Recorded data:
>>>>>

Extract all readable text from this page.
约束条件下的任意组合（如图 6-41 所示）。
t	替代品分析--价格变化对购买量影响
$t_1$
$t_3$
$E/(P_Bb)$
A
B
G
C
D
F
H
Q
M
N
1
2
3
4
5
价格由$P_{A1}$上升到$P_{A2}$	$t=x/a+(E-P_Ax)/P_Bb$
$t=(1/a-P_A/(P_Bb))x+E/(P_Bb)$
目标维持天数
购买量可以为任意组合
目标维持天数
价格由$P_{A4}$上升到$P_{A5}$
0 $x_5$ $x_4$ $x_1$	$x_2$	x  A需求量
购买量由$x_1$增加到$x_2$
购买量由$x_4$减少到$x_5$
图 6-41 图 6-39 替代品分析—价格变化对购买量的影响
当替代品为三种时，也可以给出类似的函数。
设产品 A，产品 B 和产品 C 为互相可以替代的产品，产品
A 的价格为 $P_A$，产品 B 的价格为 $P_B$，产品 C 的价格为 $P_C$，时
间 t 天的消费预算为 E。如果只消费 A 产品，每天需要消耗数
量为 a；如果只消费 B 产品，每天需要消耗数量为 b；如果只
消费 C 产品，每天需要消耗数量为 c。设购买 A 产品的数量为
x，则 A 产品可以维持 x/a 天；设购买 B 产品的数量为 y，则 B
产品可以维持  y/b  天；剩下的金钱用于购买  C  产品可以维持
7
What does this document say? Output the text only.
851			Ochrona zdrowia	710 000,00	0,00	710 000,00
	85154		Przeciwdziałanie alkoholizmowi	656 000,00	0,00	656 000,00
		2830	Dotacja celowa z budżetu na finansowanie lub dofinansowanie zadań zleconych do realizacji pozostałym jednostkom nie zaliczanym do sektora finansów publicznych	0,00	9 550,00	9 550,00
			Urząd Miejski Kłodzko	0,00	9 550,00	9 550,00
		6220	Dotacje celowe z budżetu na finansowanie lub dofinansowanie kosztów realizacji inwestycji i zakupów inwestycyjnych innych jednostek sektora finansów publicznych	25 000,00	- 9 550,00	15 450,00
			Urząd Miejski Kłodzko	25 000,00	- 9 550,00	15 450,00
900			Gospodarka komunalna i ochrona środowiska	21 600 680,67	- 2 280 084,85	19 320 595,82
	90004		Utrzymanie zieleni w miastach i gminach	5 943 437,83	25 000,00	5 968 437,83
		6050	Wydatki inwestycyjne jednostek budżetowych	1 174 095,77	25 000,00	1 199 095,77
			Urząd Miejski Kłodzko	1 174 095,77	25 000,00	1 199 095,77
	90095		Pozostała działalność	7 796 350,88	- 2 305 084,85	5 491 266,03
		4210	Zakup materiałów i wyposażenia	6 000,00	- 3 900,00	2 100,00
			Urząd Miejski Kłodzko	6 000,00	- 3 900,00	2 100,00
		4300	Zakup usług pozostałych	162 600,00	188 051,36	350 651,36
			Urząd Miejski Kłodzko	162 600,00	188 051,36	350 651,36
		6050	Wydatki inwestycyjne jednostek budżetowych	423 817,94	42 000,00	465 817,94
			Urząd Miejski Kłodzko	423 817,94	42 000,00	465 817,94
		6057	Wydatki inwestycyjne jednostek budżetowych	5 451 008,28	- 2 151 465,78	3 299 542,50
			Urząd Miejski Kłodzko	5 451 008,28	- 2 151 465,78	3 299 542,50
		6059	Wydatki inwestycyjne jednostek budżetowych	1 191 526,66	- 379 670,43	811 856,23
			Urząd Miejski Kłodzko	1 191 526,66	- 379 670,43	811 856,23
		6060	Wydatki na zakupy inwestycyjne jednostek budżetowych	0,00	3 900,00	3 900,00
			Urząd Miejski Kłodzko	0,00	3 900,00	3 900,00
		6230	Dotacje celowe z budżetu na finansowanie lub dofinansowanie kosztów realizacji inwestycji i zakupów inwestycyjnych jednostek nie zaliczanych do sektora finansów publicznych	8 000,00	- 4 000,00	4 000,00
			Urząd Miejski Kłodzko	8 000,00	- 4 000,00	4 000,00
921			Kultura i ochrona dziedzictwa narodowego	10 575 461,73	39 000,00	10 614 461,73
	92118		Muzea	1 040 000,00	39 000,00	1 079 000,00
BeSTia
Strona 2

<<<<<

Aim » Identify and copy the lines holding the word "如果只消费".

Solution »
间 t 天的消费预算为 E。如果只消费 A 产品，每天需要消耗数
量为 a；如果只消费 B 产品，每天需要消耗数量为 b；如果只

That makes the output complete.